Stored items:
- - - - - - -

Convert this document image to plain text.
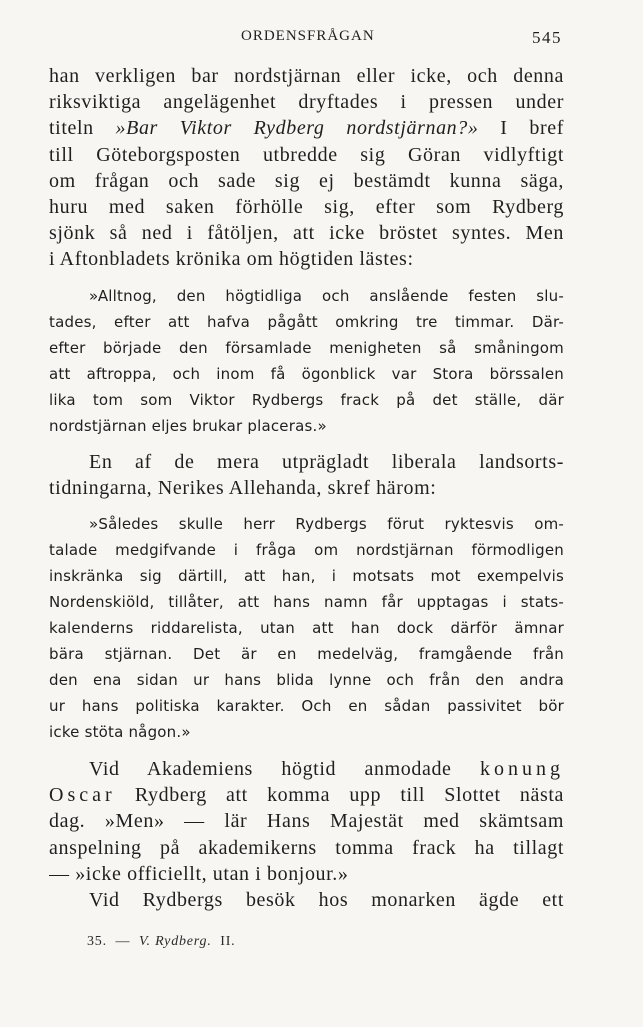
ORDENSFRÅGAN	545
han verkligen bar nordstjärnan eller icke, och denna
riksviktiga angelägenhet dryftades i pressen under
titeln »Bar Viktor Rydberg nordstjärnan?» I bref
till Göteborgsposten utbredde sig Göran vidlyftigt
om frågan och sade sig ej bestämdt kunna säga,
huru med saken förhölle sig, efter som Rydberg
sjönk så ned i fåtöljen, att icke bröstet syntes. Men
i Aftonbladets krönika om högtiden lästes:
»Alltnog, den högtidliga och anslående festen slu-
tades, efter att hafva pågått omkring tre timmar. Där-
efter började den församlade menigheten så småningom
att aftroppa, och inom få ögonblick var Stora börssalen
lika tom som Viktor Rydbergs frack på det ställe, där
nordstjärnan eljes brukar placeras.»
En af de mera utprägladt liberala landsorts-
tidningarna, Nerikes Allehanda, skref härom:
»Således skulle herr Rydbergs förut ryktesvis om-
talade medgifvande i fråga om nordstjärnan förmodligen
inskränka sig därtill, att han, i motsats mot exempelvis
Nordenskiöld, tillåter, att hans namn får upptagas i stats-
kalenderns riddarelista, utan att han dock därför ämnar
bära stjärnan. Det är en medelväg, framgående från
den ena sidan ur hans blida lynne och från den andra
ur hans politiska karakter. Och en sådan passivitet bör
icke stöta någon.»
Vid Akademiens högtid anmodade konung
Oscar Rydberg att komma upp till Slottet nästa
dag. »Men» — lär Hans Majestät med skämtsam
anspelning på akademikerns tomma frack ha tillagt
— »icke officiellt, utan i bonjour.»
Vid Rydbergs besök hos monarken ägde ett
35. — V. Rydberg. II.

- - - - - - -

__Your objective__. Count the lines of the listing above that include the word "icke" and state the total with nothing else.

__Problem solution__. 4